Exercise requirements >> Collect each line containing "JSON".
>> Begin
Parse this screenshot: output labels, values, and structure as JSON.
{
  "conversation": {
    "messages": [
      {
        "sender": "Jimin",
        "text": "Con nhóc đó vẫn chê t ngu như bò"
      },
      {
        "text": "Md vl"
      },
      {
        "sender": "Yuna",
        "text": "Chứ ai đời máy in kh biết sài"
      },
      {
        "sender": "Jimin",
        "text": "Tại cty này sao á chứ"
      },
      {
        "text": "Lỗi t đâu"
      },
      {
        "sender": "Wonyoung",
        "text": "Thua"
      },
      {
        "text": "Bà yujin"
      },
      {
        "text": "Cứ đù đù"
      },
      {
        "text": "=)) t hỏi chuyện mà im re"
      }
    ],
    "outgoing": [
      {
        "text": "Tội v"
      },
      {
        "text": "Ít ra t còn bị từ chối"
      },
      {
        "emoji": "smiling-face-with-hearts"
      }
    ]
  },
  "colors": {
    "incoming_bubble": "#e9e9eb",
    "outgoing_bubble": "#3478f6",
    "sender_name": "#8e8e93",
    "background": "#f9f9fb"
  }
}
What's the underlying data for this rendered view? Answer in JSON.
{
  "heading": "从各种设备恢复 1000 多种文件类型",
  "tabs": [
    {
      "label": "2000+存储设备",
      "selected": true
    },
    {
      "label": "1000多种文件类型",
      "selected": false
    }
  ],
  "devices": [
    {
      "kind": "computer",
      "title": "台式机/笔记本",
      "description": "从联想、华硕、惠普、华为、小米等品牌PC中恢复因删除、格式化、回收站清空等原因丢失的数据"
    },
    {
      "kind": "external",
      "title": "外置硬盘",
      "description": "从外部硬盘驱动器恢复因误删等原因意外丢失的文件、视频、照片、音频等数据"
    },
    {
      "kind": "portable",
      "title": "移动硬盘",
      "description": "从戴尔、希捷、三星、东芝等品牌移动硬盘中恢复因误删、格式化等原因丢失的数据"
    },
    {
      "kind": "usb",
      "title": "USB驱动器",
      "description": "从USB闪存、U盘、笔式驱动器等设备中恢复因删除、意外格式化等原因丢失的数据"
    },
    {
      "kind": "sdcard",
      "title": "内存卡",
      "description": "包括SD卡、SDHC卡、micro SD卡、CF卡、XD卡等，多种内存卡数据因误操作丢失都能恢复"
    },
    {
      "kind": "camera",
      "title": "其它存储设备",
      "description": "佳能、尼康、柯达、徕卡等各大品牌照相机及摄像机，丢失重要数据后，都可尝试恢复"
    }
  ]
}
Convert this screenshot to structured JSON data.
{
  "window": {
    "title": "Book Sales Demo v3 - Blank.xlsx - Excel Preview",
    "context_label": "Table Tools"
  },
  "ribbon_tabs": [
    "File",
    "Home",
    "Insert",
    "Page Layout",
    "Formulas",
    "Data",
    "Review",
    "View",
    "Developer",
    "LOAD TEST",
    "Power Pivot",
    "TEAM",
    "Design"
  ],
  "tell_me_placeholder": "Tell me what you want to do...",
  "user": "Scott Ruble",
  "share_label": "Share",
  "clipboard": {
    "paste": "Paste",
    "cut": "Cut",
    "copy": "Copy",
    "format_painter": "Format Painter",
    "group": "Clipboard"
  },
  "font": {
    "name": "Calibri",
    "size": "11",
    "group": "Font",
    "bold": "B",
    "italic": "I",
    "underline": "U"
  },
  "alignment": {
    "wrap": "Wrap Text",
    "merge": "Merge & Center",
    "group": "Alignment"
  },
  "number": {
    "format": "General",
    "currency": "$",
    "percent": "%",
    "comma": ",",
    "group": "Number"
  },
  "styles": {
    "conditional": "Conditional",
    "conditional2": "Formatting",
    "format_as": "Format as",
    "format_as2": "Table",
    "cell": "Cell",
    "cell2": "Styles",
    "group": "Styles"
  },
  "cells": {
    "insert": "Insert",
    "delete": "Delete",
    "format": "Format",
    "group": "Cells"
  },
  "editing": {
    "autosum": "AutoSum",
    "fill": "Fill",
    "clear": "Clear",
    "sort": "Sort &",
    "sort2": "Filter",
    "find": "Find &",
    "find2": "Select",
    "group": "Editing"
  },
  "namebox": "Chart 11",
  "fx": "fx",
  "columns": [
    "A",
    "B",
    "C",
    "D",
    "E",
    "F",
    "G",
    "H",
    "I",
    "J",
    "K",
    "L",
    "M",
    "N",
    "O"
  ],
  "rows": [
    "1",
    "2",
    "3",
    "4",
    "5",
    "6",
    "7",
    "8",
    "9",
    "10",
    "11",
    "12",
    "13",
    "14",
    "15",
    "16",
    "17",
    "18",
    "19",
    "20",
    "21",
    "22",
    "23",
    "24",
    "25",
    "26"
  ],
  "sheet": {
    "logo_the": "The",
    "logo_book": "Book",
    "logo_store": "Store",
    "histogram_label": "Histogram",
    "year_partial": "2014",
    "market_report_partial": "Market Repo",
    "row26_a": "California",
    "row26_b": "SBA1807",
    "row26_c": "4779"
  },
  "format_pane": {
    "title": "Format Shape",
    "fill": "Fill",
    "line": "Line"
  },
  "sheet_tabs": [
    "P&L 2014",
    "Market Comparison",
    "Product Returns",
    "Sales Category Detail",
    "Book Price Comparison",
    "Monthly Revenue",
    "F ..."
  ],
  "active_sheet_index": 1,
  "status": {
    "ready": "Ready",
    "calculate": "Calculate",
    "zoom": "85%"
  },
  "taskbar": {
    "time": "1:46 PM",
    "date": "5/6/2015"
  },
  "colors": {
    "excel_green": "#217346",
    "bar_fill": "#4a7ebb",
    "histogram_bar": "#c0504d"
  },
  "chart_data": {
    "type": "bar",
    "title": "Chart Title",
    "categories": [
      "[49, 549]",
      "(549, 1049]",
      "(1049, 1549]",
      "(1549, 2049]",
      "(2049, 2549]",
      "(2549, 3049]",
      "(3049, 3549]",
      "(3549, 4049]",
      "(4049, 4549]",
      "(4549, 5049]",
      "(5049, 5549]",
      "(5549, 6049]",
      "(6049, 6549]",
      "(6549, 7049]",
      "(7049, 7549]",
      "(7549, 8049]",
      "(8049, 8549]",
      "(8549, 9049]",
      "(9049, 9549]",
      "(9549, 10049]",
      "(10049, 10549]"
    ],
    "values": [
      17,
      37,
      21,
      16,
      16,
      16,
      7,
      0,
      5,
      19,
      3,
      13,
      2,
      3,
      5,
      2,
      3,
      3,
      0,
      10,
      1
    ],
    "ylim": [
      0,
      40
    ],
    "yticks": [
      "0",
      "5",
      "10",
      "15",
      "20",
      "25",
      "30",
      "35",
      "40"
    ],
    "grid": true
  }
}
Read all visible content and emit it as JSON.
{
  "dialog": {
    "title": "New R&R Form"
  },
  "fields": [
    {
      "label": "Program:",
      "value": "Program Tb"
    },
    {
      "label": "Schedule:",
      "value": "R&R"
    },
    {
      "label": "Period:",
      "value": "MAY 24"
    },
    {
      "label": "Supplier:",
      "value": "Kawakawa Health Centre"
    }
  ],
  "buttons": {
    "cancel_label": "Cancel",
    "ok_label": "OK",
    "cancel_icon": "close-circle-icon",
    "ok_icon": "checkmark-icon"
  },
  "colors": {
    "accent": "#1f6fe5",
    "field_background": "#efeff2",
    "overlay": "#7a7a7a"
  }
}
>> End
Solved problem >>
Parse this screenshot: output labels, values, and structure as JSON.
What's the underlying data for this rendered view? Answer in JSON.
Convert this screenshot to structured JSON data.
Read all visible content and emit it as JSON.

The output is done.